----- Given passage -----
Practising Intentional Parenting
Here’s a possible New Year’s Resolution for you — Practise Intentional Parenting.
Intentional parenting is making deliberate, considered, patient and objective decisions about parenting. Most of us learned our parenting skills from our own parents. Let’s face it. Some of those worked for us while others didn’t!
At times our parenting can be reactive, impulsive, rushed and emotionally driven. Intentional parenting is about developing safe, stable and nurturing parent-child relationships. Through intentional parenting, a parent’s role grows strong social and emotional skills in their children.
Research on parenting suggests that when a parent engages in certain deliberate behaviours, it produces positive results and supports healthy development in their child. Intentional parenting is centred on engaging in these types of parenting behaviours which include:
- being responsive and involved,
- demonstrating authority while supporting autonomy,
- having consistent and predictable rules, and
- communicating in a way that creates the warmth and safety needed to have tough conversations.
When these parenting behaviours are not present or when parenting is harsh, reactive and controlling, research indicates that children can have negative outcomes such as:
- lowered emotional wellbeing,
- lack of academic achievement, and
- learning similar ways of dealing with people.
----- Excerpted records -----
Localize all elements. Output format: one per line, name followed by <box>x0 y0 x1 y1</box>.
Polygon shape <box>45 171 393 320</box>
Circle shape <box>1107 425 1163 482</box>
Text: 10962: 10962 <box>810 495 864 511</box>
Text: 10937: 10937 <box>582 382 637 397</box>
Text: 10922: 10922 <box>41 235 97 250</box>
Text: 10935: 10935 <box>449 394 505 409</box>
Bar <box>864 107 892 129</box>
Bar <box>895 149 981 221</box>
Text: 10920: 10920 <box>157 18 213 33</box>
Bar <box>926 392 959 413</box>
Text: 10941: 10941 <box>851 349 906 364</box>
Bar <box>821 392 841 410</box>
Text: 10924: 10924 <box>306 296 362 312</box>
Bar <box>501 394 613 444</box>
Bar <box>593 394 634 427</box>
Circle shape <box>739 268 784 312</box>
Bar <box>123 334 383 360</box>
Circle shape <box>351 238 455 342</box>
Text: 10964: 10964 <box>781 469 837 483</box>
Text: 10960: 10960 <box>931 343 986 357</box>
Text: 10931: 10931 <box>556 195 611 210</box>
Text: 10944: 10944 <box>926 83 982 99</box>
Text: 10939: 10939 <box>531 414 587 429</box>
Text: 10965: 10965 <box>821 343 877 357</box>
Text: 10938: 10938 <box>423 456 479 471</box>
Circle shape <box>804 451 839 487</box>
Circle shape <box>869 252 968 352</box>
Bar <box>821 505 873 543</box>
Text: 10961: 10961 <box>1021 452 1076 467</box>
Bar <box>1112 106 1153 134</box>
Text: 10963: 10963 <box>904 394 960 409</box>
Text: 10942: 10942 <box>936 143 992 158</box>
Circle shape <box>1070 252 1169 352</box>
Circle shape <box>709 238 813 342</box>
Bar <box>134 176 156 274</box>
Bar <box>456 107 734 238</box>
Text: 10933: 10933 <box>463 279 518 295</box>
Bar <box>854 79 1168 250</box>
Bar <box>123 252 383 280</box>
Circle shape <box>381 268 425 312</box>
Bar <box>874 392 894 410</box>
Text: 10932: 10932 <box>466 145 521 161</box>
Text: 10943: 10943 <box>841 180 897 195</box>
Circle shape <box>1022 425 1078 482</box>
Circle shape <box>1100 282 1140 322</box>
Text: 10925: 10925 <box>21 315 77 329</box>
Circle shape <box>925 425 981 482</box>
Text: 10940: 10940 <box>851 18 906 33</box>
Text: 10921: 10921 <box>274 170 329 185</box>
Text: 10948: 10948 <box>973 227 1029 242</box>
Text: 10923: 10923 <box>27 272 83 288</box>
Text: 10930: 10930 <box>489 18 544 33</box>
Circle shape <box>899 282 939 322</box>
-----
> **Explore the material**
1. Extract the intentional parenting passage word for word from "Intentional parenting is making" to "while others didn’t!".
2. Decide whether each statement agrees with the intentional parenting passage. Answer yes or no, and quote the words that decide it. (a) Most people learned their parenting skills from their own parents. (b) Research links harsh, controlling parenting with higher academic achievement in children. (c) One behavior central to intentional parenting is keeping rules flexible and unpredictable.

> **Exercise results**
1.
Intentional parenting is making deliberate, considered, patient and objective decisions about parenting. Most of us learned our parenting skills from our own parents. Let’s face it. Some of those worked for us while others didn’t!

2.
(a) Yes: "Most of us learned our parenting skills from our own parents."
(b) No: "lack of academic achievement"
(c) No: "having consistent and predictable rules"